=== Exercise aim ===
Exactly repeat all the records below, omitting the images they hold.

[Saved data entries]

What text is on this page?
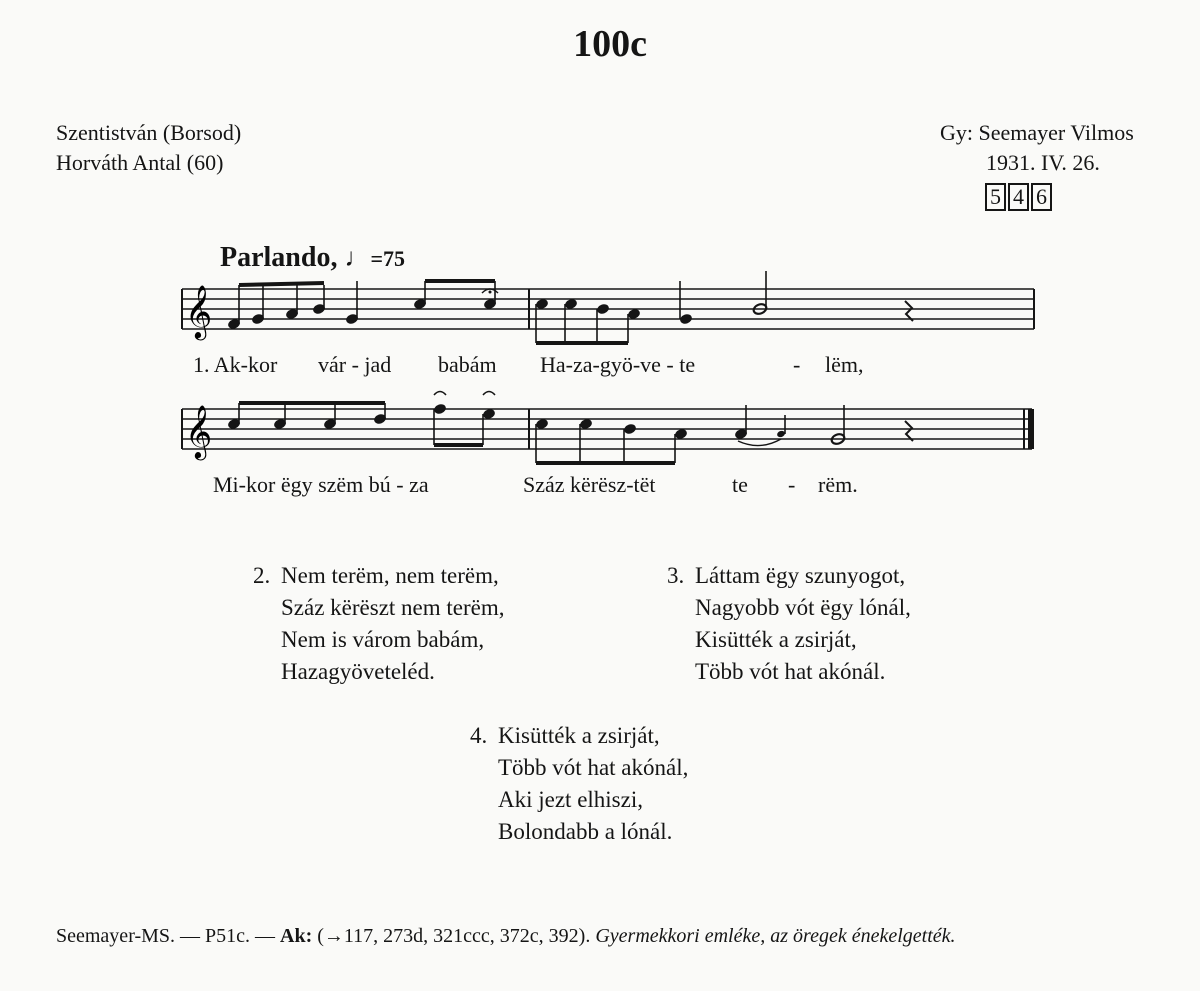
100c
Szentistván (Borsod)
Horváth Antal (60)
Gy: Seemayer Vilmos
1931. IV. 26.
5 4 6
Parlando, ♩=75
𝄞
1. Ak-kor vár - jad babám Ha-za-gyö-ve - te	- lëm,
𝄞
Mi-kor ëgy szëm bú - za	Száz kërësz-tët	te - rëm.
2. Nem terëm, nem terëm,
Száz kërëszt nem terëm,
Nem is várom babám,
Hazagyöveteléd.
3. Láttam ëgy szunyogot,
Nagyobb vót ëgy lónál,
Kisütték a zsirját,
Több vót hat akónál.
4. Kisütték a zsirját,
Több vót hat akónál,
Aki jezt elhiszi,
Bolondabb a lónál.
Seemayer-MS. — P51c. — Ak: (→117, 273d, 321ccc, 372c, 392). Gyermekkori emléke, az öregek énekelgették.
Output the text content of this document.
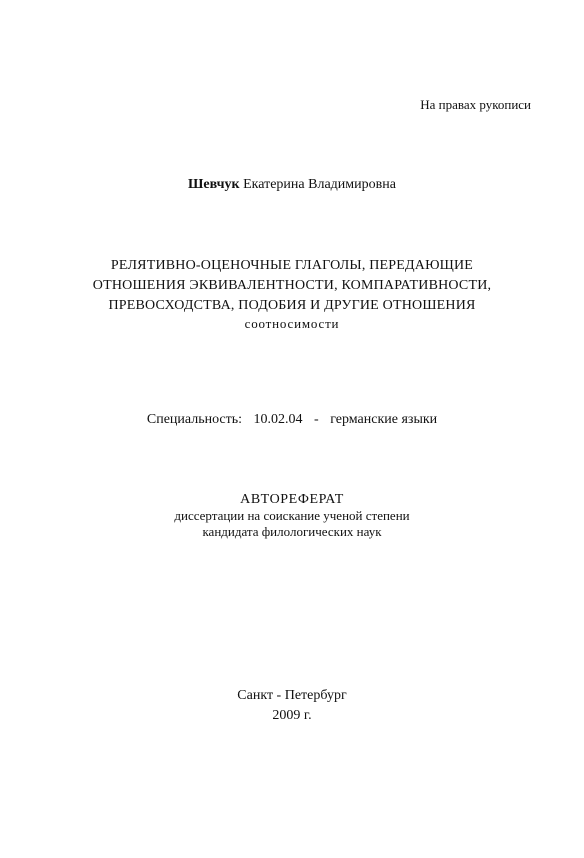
На правах рукописи
Шевчук Екатерина Владимировна
РЕЛЯТИВНО-ОЦЕНОЧНЫЕ ГЛАГОЛЫ, ПЕРЕДАЮЩИЕ
ОТНОШЕНИЯ ЭКВИВАЛЕНТНОСТИ, КОМПАРАТИВНОСТИ,
ПРЕВОСХОДСТВА, ПОДОБИЯ И ДРУГИЕ ОТНОШЕНИЯ
соотносимости
Специальность: 10.02.04 - германские языки
АВТОРЕФЕРАТ
диссертации на соискание ученой степени
кандидата филологических наук
Санкт - Петербург
2009 г.
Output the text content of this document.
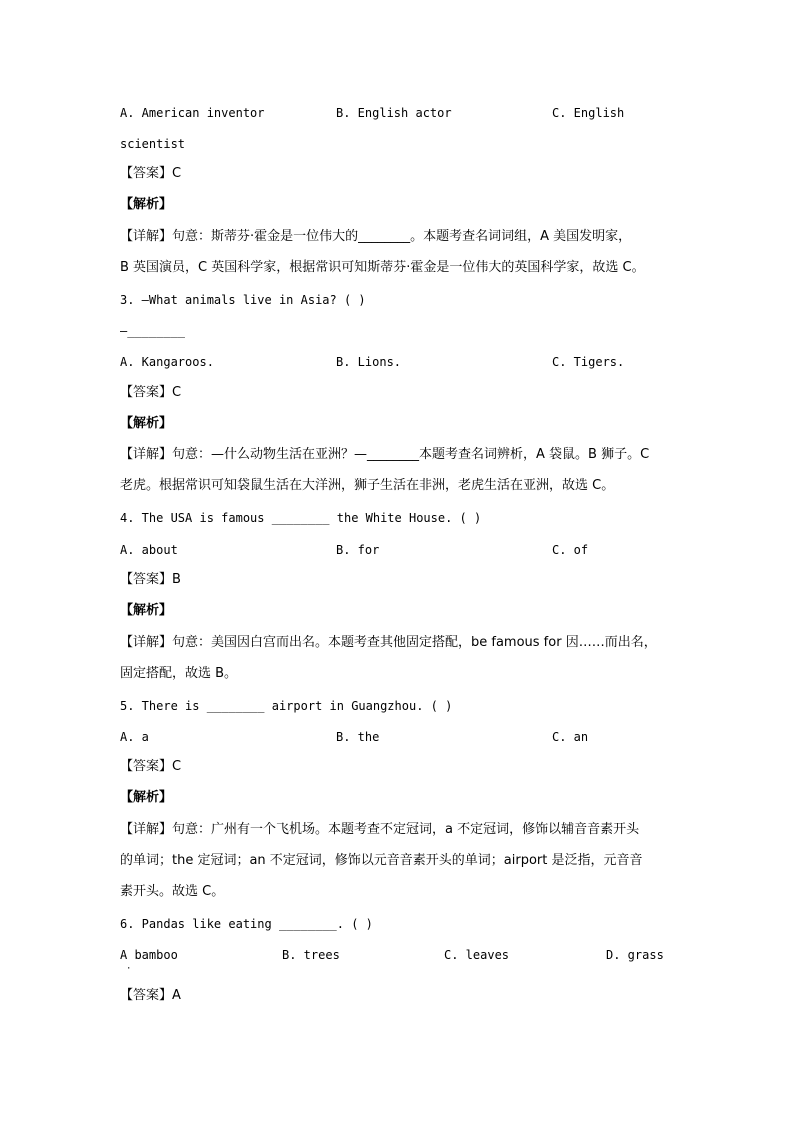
A. American inventor	B. English actor	C. English
scientist
【答案】C
【解析】
【详解】句意：斯蒂芬·霍金是一位伟大的________。本题考查名词词组，A 美国发明家，
B 英国演员，C 英国科学家，根据常识可知斯蒂芬·霍金是一位伟大的英国科学家，故选 C。
3. —What animals live in Asia? ( )
—________
A. Kangaroos.	B. Lions.	C. Tigers.
【答案】C
【解析】
【详解】句意：—什么动物生活在亚洲？—________本题考查名词辨析，A 袋鼠。B 狮子。C
老虎。根据常识可知袋鼠生活在大洋洲，狮子生活在非洲，老虎生活在亚洲，故选 C。
4. The USA is famous ________ the White House. ( )
A. about	B. for	C. of
【答案】B
【解析】
【详解】句意：美国因白宫而出名。本题考查其他固定搭配，be famous for 因……而出名，
固定搭配，故选 B。
5. There is ________ airport in Guangzhou. ( )
A. a	B. the	C. an
【答案】C
【解析】
【详解】句意：广州有一个飞机场。本题考查不定冠词，a 不定冠词，修饰以辅音音素开头
的单词；the 定冠词；an 不定冠词，修饰以元音音素开头的单词；airport 是泛指，元音音
素开头。故选 C。
6. Pandas like eating ________. ( )
A bamboo
·
B. trees	C. leaves	D. grass
【答案】A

=== Worked answer ===
What text is on this page?
100c
Szentistván (Borsod)
Horváth Antal (60)
Gy: Seemayer Vilmos
1931. IV. 26.
5 4 6
Parlando, ♩=75
𝄞
1. Ak-kor vár - jad babám Ha-za-gyö-ve - te	- lëm,
𝄞
Mi-kor ëgy szëm bú - za	Száz kërësz-tët	te - rëm.
2. Nem terëm, nem terëm,
Száz kërëszt nem terëm,
Nem is várom babám,
Hazagyöveteléd.
3. Láttam ëgy szunyogot,
Nagyobb vót ëgy lónál,
Kisütték a zsirját,
Több vót hat akónál.
4. Kisütték a zsirját,
Több vót hat akónál,
Aki jezt elhiszi,
Bolondabb a lónál.
Seemayer-MS. — P51c. — Ak: (→117, 273d, 321ccc, 372c, 392). Gyermekkori emléke, az öregek énekelgették.
Output the text content of this document.
На правах рукописи
Шевчук Екатерина Владимировна
РЕЛЯТИВНО-ОЦЕНОЧНЫЕ ГЛАГОЛЫ, ПЕРЕДАЮЩИЕ
ОТНОШЕНИЯ ЭКВИВАЛЕНТНОСТИ, КОМПАРАТИВНОСТИ,
ПРЕВОСХОДСТВА, ПОДОБИЯ И ДРУГИЕ ОТНОШЕНИЯ
соотносимости
Специальность: 10.02.04 - германские языки
АВТОРЕФЕРАТ
диссертации на соискание ученой степени
кандидата филологических наук
Санкт - Петербург
2009 г.
Output the text content of this document.
A. American inventor	B. English actor	C. English
scientist
【答案】C
【解析】
【详解】句意：斯蒂芬·霍金是一位伟大的________。本题考查名词词组，A 美国发明家，
B 英国演员，C 英国科学家，根据常识可知斯蒂芬·霍金是一位伟大的英国科学家，故选 C。
3. —What animals live in Asia? ( )
—________
A. Kangaroos.	B. Lions.	C. Tigers.
【答案】C
【解析】
【详解】句意：—什么动物生活在亚洲？—________本题考查名词辨析，A 袋鼠。B 狮子。C
老虎。根据常识可知袋鼠生活在大洋洲，狮子生活在非洲，老虎生活在亚洲，故选 C。
4. The USA is famous ________ the White House. ( )
A. about	B. for	C. of
【答案】B
【解析】
【详解】句意：美国因白宫而出名。本题考查其他固定搭配，be famous for 因……而出名，
固定搭配，故选 B。
5. There is ________ airport in Guangzhou. ( )
A. a	B. the	C. an
【答案】C
【解析】
【详解】句意：广州有一个飞机场。本题考查不定冠词，a 不定冠词，修饰以辅音音素开头
的单词；the 定冠词；an 不定冠词，修饰以元音音素开头的单词；airport 是泛指，元音音
素开头。故选 C。
6. Pandas like eating ________. ( )
A bamboo
·
B. trees	C. leaves	D. grass
【答案】A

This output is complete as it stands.